Written instruction A
In the forum thread below about replacing front yard soil, what does John2b say will happen to light and fluffy soil in the first heavy rain?

# Forum Home Renovation Landscaping, Gardening & Outdoors  replacing front yard soil

## havabeer

so re doing the front yard at the moment, have taken approx 200mm or so of clay and crap off the top and i'm replacing it with some proper "native specific garden soil"   i want to try and level it off as best i can following the red line in the picture below, doesn't have to be perfect but a stead taper towards the front fence would be good. I'm just wondering what or if i need to do anything compacting wise. Obviously when laying a path on sand for pavers etc i would screed, compact, screed, compact until its all flat. I'm just a bit unsure if i need to do this with the garden soil. I obliviously don't want to it rock hard. but:   do i throw the soil down screed it off lightly stomp or hand tramp the whole lot throw some more soil on and screed it off   i'm going to be walking around on it a fair bit putting in some native grasses, lighting some stepping stones etc and you sink a fair way into the soil at the moment when walking around at the moment (green arrow). so how compact should garden soil be? I assume its not too big of a problem as i can just looses up the area's when we put plants in    also not sure if i'll put some mulch or woodchip on top. Aiming for a fairly low height and low maintenance garden with just native grasses (lomandra lime tuff and little cons), a decorative boulder and the Grasstree/black boy as the feature which is why he's already there    
little con

----------


## John2b

If the soil is light and fluffy it will slump badly in the first heavy rain. I probably run a small roller over it, also to even out bumps and dips that would otherwise cause water to pool.

----------


## johnc

My approach would be rake and screed to get your garden levels, give it a good drink with soaker hose or sprinkler which will help it settle by getting rid of air pockets. Rinse and repeat with rake and screed. It isn't a lawn, with our garden beds we have always had height variation with rises and falls depending on how we want water to pool or move away.

----------

Task material
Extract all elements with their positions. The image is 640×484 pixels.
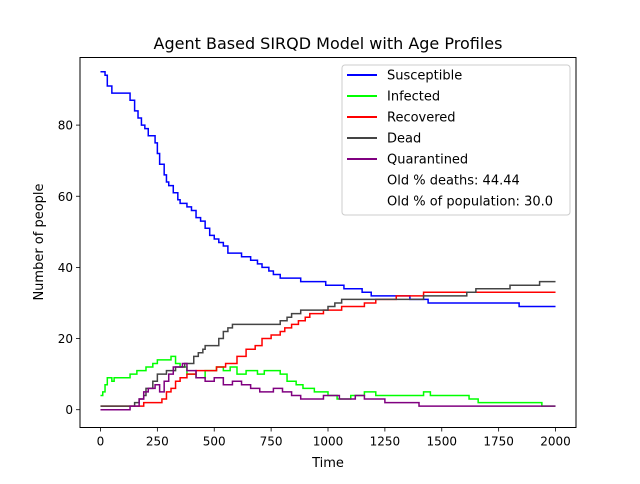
y-tick-label: 0 bbox=[65, 403, 73, 417]
x-tick-label: 0 bbox=[97, 435, 105, 449]
x-tick-label: 250 bbox=[146, 435, 169, 449]
y-tick-label: 80 bbox=[58, 119, 73, 133]
x-tick-label: 750 bbox=[260, 435, 283, 449]
y-tick-label: 40 bbox=[58, 261, 73, 275]
y-axis-label: Number of people bbox=[32, 183, 47, 300]
chart-title: Agent Based SIRQD Model with Age Profile… bbox=[154, 34, 503, 53]
legend-label-quarantined: Quarantined bbox=[387, 153, 468, 168]
series-line-infected bbox=[100, 355, 556, 407]
legend-label-dead: Dead bbox=[387, 132, 421, 147]
legend-label-recovered: Recovered bbox=[387, 111, 456, 126]
series-line-recovered bbox=[100, 291, 556, 407]
series-line-quarantined bbox=[100, 362, 556, 411]
x-tick-label: 1500 bbox=[426, 435, 457, 449]
x-tick-label: 2000 bbox=[540, 435, 571, 449]
x-axis-label: Time bbox=[311, 456, 344, 471]
legend-label-susceptible: Susceptible bbox=[387, 69, 462, 84]
legend-label-infected: Infected bbox=[387, 90, 440, 105]
series-line-susceptible bbox=[100, 70, 556, 308]
y-tick-label: 60 bbox=[58, 190, 73, 204]
x-tick-label: 1750 bbox=[483, 435, 514, 449]
legend-note: Old % of population: 30.0 bbox=[387, 195, 553, 210]
legend: Susceptible Infected Recovered Dead Quaranti… bbox=[341, 64, 571, 216]
legend-box bbox=[341, 64, 571, 216]
y-tick-label: 20 bbox=[58, 332, 73, 346]
x-tick-label: 1000 bbox=[313, 435, 344, 449]
x-tick-label: 500 bbox=[203, 435, 226, 449]
x-tick-label: 1250 bbox=[370, 435, 401, 449]
legend-note: Old % deaths: 44.44 bbox=[387, 174, 520, 189]
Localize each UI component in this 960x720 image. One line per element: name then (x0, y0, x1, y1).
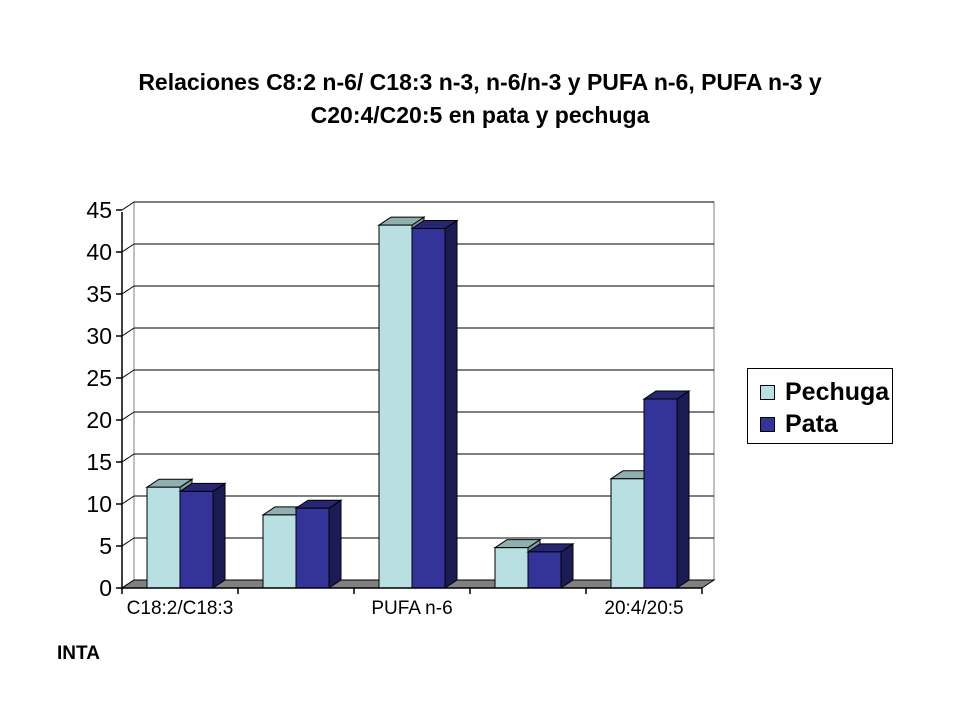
grid-side-2 (121, 495, 135, 505)
grid-side-1 (121, 537, 135, 547)
grid-side-4 (121, 411, 135, 421)
grid-side-6 (121, 327, 135, 337)
y-tick-label-9: 45 (86, 197, 112, 223)
x-tick-label-0: C18:2/C18:3 (127, 598, 234, 619)
y-tick-label-4: 20 (86, 407, 112, 433)
legend-label-pechuga: Pechuga (785, 377, 890, 406)
y-tick-label-0: 0 (99, 575, 112, 601)
y-tick-label-5: 25 (86, 365, 112, 391)
legend-item-pechuga: Pechuga (760, 377, 889, 407)
x-tick-label-4: 20:4/20:5 (604, 598, 683, 619)
bar-pata-4 (642, 390, 691, 589)
y-tick-label-2: 10 (86, 491, 112, 517)
chart-title-line-1: Relaciones C8:2 n-6/ C18:3 n-3, n-6/n-3 … (138, 69, 822, 95)
grid-side-9 (121, 201, 135, 211)
x-tick-label-2: PUFA n-6 (371, 598, 452, 619)
grid-side-5 (121, 369, 135, 379)
bar-pata-2 (410, 219, 459, 589)
y-tick-label-7: 35 (86, 281, 112, 307)
bar-pata-3 (526, 542, 575, 589)
y-tick-label-3: 15 (86, 449, 112, 475)
grid-side-7 (121, 285, 135, 295)
grid-side-3 (121, 453, 135, 463)
legend-swatch-pechuga (760, 384, 775, 400)
axis-layer: 0 5 10 15 20 25 30 35 40 45 C18:2/C18:3 PUFA n-6 20:… (86, 197, 703, 619)
legend-swatch-pata (760, 416, 775, 432)
legend: Pechuga Pata (747, 368, 893, 444)
footer-label: INTA (57, 643, 100, 664)
chart-title-line-2: C20:4/C20:5 en pata y pechuga (310, 102, 650, 128)
legend-label-pata: Pata (785, 409, 838, 438)
legend-item-pata: Pata (760, 409, 838, 439)
bar-pata-1 (294, 499, 343, 589)
chart-title: Relaciones C8:2 n-6/ C18:3 n-3, n-6/n-3 … (40, 66, 920, 132)
y-tick-label-8: 40 (86, 239, 112, 265)
bar-pata-0 (178, 482, 227, 589)
y-tick-label-1: 5 (99, 533, 112, 559)
bar-layer (145, 216, 691, 589)
y-tick-label-6: 30 (86, 323, 112, 349)
grid-side-8 (121, 243, 135, 253)
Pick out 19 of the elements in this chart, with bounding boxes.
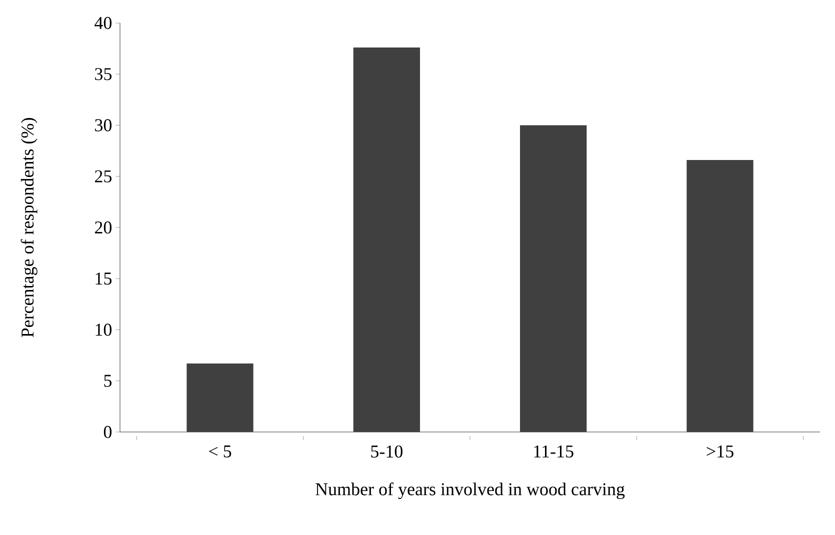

Written instruction B
Count the lines in the rows above that contain the string "Dead", treating case as significant, and give only the number.

Full response A
It will slump badly.

Full response B
2